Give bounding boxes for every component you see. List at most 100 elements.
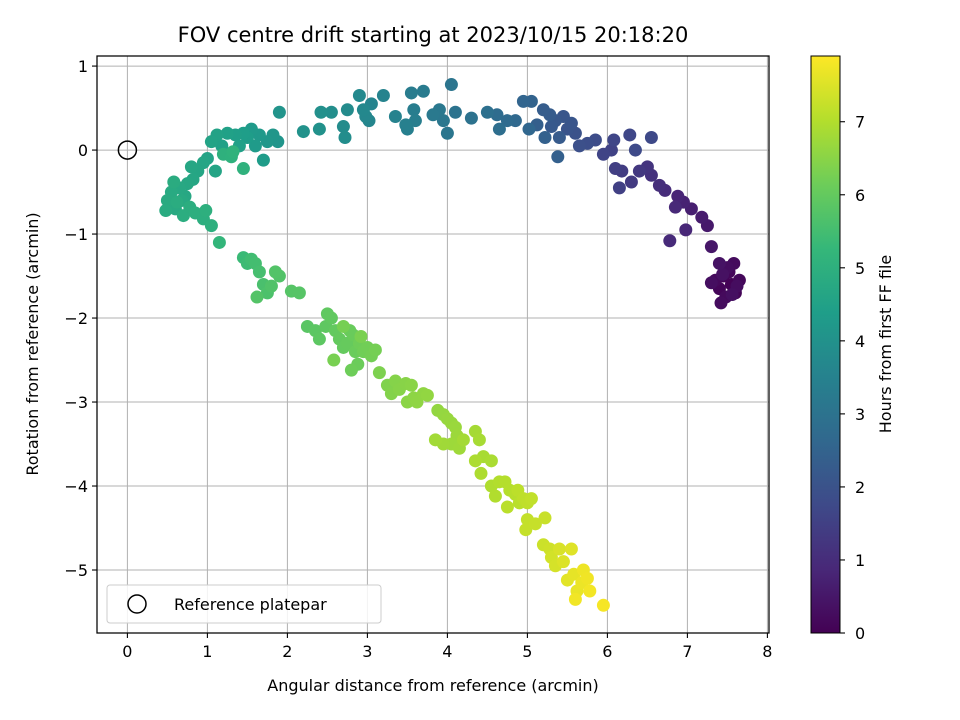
data-point <box>416 84 430 98</box>
x-axis-ticks: 0 1 2 3 4 5 6 7 8 <box>122 633 772 661</box>
data-point <box>596 147 610 161</box>
data-point <box>519 523 533 537</box>
data-point <box>296 125 310 139</box>
data-point <box>474 466 488 480</box>
colorbar-tick-label: 1 <box>855 551 865 570</box>
data-point <box>444 78 458 92</box>
x-tick-label: 5 <box>522 642 532 661</box>
data-point <box>404 378 418 392</box>
data-point <box>376 88 390 102</box>
colorbar-tick-label: 5 <box>855 259 865 278</box>
data-point <box>170 195 184 209</box>
y-tick-label: 0 <box>78 141 88 160</box>
y-tick-label: −4 <box>64 477 88 496</box>
colorbar-tick-label: 7 <box>855 113 865 132</box>
x-tick-label: 4 <box>442 642 452 661</box>
data-point <box>695 210 709 224</box>
data-point <box>338 130 352 144</box>
data-point <box>663 234 677 248</box>
y-tick-label: −5 <box>64 561 88 580</box>
y-axis-ticks: −5 −4 −3 −2 −1 0 1 <box>64 57 97 580</box>
data-point <box>488 489 502 503</box>
data-point <box>492 122 506 136</box>
data-point <box>632 164 646 178</box>
data-point <box>564 542 578 556</box>
data-point <box>668 200 682 214</box>
data-point <box>336 120 350 134</box>
x-tick-label: 2 <box>282 642 292 661</box>
data-point <box>652 178 666 192</box>
colorbar-tick-label: 0 <box>855 624 865 643</box>
data-point <box>612 181 626 195</box>
data-point <box>716 267 730 281</box>
data-point <box>552 130 566 144</box>
data-point <box>679 223 693 237</box>
data-point <box>268 265 282 279</box>
data-point <box>568 592 582 606</box>
data-point <box>256 153 270 167</box>
data-point <box>324 311 338 325</box>
data-point <box>248 139 262 153</box>
legend: Reference platepar <box>106 584 382 624</box>
data-point <box>524 492 538 506</box>
colorbar-gradient <box>810 55 841 634</box>
data-point <box>399 118 413 132</box>
data-point <box>226 145 240 159</box>
data-point <box>440 126 454 140</box>
x-tick-label: 1 <box>202 642 212 661</box>
data-point <box>583 584 597 598</box>
data-point <box>536 103 550 117</box>
data-point <box>472 433 486 447</box>
legend-label-reference: Reference platepar <box>174 595 327 614</box>
data-point <box>354 330 368 344</box>
data-point <box>538 130 552 144</box>
chart-title: FOV centre drift starting at 2023/10/15 … <box>178 23 689 47</box>
data-point <box>516 94 530 108</box>
data-point <box>671 189 685 203</box>
data-point <box>556 555 570 569</box>
data-point <box>368 343 382 357</box>
data-point <box>160 193 174 207</box>
data-point <box>212 235 226 249</box>
colorbar-tick-label: 6 <box>855 186 865 205</box>
data-point <box>448 105 462 119</box>
data-point <box>236 162 250 176</box>
data-point <box>208 164 222 178</box>
data-point <box>596 598 610 612</box>
y-tick-label: −2 <box>64 309 88 328</box>
data-point <box>407 103 421 117</box>
data-point <box>704 276 718 290</box>
data-point <box>312 332 326 346</box>
data-point <box>204 135 218 149</box>
data-point <box>714 296 728 310</box>
data-point <box>480 105 494 119</box>
data-point <box>336 319 350 333</box>
y-tick-label: 1 <box>78 57 88 76</box>
data-point <box>324 105 338 119</box>
data-point <box>327 353 341 367</box>
data-point <box>552 542 566 556</box>
colorbar: 0 1 2 3 4 5 6 7 Hours from first FF file <box>810 55 895 643</box>
data-point <box>500 114 514 128</box>
data-point <box>608 162 622 176</box>
data-point <box>314 105 328 119</box>
data-point <box>420 388 434 402</box>
x-axis-label: Angular distance from reference (arcmin) <box>267 676 598 695</box>
data-point <box>712 256 726 270</box>
data-point <box>388 109 402 123</box>
legend-reference-marker <box>127 594 147 614</box>
data-point <box>199 204 213 218</box>
data-point <box>607 133 621 147</box>
colorbar-label: Hours from first FF file <box>876 255 895 434</box>
y-tick-label: −3 <box>64 393 88 412</box>
data-point <box>624 175 638 189</box>
x-tick-label: 3 <box>362 642 372 661</box>
colorbar-tick-label: 2 <box>855 478 865 497</box>
data-point <box>628 143 642 157</box>
data-point <box>220 126 234 140</box>
data-point <box>426 108 440 122</box>
data-point <box>644 130 658 144</box>
y-tick-label: −1 <box>64 225 88 244</box>
data-point <box>538 511 552 525</box>
data-point <box>522 122 536 136</box>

*Aim*:
List every line from the rows above that contains the string "axis". The match is case-sensitive.

*Exercise answer*:
x-axis-ticks: 0 1 2 3 4 5 6 7 8 <box>122 633 772 661</box>
y-axis-ticks: −5 −4 −3 −2 −1 0 1 <box>64 57 97 580</box>
x-axis-label: Angular distance from reference (arcmin) <box>267 676 598 695</box>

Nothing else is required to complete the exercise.